━━━━━ Provided material

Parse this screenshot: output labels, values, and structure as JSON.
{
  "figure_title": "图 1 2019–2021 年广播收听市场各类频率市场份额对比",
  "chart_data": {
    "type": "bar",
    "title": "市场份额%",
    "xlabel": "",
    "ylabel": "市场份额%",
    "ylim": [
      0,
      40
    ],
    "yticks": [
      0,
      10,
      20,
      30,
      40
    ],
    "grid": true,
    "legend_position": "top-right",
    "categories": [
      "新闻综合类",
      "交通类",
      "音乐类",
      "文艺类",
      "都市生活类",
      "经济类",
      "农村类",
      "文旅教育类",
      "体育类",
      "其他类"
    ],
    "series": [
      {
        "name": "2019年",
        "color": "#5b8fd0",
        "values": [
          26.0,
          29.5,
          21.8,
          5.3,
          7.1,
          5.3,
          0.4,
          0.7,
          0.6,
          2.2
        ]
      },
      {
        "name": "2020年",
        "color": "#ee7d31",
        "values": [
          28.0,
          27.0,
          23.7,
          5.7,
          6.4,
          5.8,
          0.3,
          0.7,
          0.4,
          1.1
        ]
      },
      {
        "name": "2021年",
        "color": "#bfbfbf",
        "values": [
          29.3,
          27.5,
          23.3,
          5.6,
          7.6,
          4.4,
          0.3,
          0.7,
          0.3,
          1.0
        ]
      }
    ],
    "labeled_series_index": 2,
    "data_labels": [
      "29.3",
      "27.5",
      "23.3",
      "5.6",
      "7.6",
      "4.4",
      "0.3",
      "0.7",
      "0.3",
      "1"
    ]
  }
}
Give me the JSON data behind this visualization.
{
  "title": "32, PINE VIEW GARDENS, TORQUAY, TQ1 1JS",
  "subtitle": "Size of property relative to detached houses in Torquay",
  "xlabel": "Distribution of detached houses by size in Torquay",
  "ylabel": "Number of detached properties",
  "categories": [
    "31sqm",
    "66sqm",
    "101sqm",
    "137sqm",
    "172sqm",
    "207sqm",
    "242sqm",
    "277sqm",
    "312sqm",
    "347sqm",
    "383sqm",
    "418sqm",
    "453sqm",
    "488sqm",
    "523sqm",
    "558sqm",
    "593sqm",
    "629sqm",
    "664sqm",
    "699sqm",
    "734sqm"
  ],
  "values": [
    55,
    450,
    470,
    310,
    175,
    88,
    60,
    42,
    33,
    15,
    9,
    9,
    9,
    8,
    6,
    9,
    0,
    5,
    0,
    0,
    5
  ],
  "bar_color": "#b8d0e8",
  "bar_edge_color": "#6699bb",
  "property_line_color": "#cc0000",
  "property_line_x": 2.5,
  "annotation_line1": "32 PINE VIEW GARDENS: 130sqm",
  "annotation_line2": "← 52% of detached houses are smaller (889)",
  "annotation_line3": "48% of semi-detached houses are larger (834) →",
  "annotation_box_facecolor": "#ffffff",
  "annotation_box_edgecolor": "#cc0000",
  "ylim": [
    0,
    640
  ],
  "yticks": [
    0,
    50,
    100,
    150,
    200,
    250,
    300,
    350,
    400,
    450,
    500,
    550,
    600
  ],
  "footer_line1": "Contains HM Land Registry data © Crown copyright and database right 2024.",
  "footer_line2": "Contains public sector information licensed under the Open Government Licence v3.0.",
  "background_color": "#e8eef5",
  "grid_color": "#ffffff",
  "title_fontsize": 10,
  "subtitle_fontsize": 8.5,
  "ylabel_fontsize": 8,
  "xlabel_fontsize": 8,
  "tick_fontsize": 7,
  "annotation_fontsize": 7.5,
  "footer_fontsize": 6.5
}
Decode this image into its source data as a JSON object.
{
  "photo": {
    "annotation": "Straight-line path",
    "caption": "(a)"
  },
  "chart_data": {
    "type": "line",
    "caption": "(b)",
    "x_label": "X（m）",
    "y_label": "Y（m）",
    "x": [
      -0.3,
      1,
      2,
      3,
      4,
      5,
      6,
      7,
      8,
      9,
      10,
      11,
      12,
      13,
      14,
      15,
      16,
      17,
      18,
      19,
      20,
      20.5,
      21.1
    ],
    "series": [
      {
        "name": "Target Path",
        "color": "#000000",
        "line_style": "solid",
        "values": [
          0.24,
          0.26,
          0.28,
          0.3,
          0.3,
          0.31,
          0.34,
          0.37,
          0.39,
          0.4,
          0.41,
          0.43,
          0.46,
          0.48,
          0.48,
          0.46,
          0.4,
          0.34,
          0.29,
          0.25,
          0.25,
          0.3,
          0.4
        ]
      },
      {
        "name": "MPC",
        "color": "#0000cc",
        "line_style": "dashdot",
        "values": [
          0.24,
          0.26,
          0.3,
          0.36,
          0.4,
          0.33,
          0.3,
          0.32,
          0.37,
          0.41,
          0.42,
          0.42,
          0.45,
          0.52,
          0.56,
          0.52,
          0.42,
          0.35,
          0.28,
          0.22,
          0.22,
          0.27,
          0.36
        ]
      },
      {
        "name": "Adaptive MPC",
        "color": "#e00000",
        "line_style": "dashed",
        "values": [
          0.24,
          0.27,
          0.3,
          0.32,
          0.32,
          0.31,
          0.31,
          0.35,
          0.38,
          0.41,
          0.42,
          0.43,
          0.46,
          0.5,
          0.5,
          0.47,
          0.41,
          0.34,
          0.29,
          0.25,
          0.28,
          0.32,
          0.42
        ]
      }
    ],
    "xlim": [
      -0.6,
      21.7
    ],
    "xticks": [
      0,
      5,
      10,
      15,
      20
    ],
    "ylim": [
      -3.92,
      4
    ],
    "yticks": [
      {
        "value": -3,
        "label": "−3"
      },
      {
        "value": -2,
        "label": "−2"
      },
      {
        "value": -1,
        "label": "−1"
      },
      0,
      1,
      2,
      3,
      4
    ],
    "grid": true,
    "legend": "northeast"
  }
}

━━━━━━━━━━

What to produce. Display every line of the listing that contains the string "VIEW".

Response for this exercise.
  "title": "32, PINE VIEW GARDENS, TORQUAY, TQ1 1JS",
  "annotation_line1": "32 PINE VIEW GARDENS: 130sqm",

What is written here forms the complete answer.